*Exercise instructions*
Send back the records in full, character for character.

Raw records:
★ ★ ★
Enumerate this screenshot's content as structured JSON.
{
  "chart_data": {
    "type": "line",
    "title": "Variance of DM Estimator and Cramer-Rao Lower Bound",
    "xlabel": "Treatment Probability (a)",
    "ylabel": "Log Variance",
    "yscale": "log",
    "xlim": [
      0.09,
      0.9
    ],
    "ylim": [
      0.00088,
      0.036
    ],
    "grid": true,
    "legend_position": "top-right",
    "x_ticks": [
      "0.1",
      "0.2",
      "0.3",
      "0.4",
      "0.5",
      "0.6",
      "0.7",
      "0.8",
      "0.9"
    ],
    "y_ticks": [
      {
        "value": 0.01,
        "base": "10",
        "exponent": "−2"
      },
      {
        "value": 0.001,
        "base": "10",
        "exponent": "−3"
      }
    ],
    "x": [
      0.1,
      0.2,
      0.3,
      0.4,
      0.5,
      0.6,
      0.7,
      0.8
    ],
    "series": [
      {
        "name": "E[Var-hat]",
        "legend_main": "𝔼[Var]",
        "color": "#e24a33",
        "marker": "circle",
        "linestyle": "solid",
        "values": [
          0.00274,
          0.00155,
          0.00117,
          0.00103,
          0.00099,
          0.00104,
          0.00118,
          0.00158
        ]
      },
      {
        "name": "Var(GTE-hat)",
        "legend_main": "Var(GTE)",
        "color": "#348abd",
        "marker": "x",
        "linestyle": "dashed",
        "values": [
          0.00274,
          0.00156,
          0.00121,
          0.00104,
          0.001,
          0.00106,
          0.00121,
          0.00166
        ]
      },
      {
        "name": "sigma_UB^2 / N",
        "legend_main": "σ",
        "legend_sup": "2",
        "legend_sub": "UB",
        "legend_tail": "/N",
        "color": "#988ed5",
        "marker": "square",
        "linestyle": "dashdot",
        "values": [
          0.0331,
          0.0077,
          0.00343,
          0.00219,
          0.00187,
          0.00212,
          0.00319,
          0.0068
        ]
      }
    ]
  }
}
★ ★ ★
*Task answer*
Enumerate this screenshot's content as structured JSON.
{
  "chart_data": {
    "type": "line",
    "title": "Variance of DM Estimator and Cramer-Rao Lower Bound",
    "xlabel": "Treatment Probability (a)",
    "ylabel": "Log Variance",
    "yscale": "log",
    "xlim": [
      0.09,
      0.9
    ],
    "ylim": [
      0.00088,
      0.036
    ],
    "grid": true,
    "legend_position": "top-right",
    "x_ticks": [
      "0.1",
      "0.2",
      "0.3",
      "0.4",
      "0.5",
      "0.6",
      "0.7",
      "0.8",
      "0.9"
    ],
    "y_ticks": [
      {
        "value": 0.01,
        "base": "10",
        "exponent": "−2"
      },
      {
        "value": 0.001,
        "base": "10",
        "exponent": "−3"
      }
    ],
    "x": [
      0.1,
      0.2,
      0.3,
      0.4,
      0.5,
      0.6,
      0.7,
      0.8
    ],
    "series": [
      {
        "name": "E[Var-hat]",
        "legend_main": "𝔼[Var]",
        "color": "#e24a33",
        "marker": "circle",
        "linestyle": "solid",
        "values": [
          0.00274,
          0.00155,
          0.00117,
          0.00103,
          0.00099,
          0.00104,
          0.00118,
          0.00158
        ]
      },
      {
        "name": "Var(GTE-hat)",
        "legend_main": "Var(GTE)",
        "color": "#348abd",
        "marker": "x",
        "linestyle": "dashed",
        "values": [
          0.00274,
          0.00156,
          0.00121,
          0.00104,
          0.001,
          0.00106,
          0.00121,
          0.00166
        ]
      },
      {
        "name": "sigma_UB^2 / N",
        "legend_main": "σ",
        "legend_sup": "2",
        "legend_sub": "UB",
        "legend_tail": "/N",
        "color": "#988ed5",
        "marker": "square",
        "linestyle": "dashdot",
        "values": [
          0.0331,
          0.0077,
          0.00343,
          0.00219,
          0.00187,
          0.00212,
          0.00319,
          0.0068
        ]
      }
    ]
  }
}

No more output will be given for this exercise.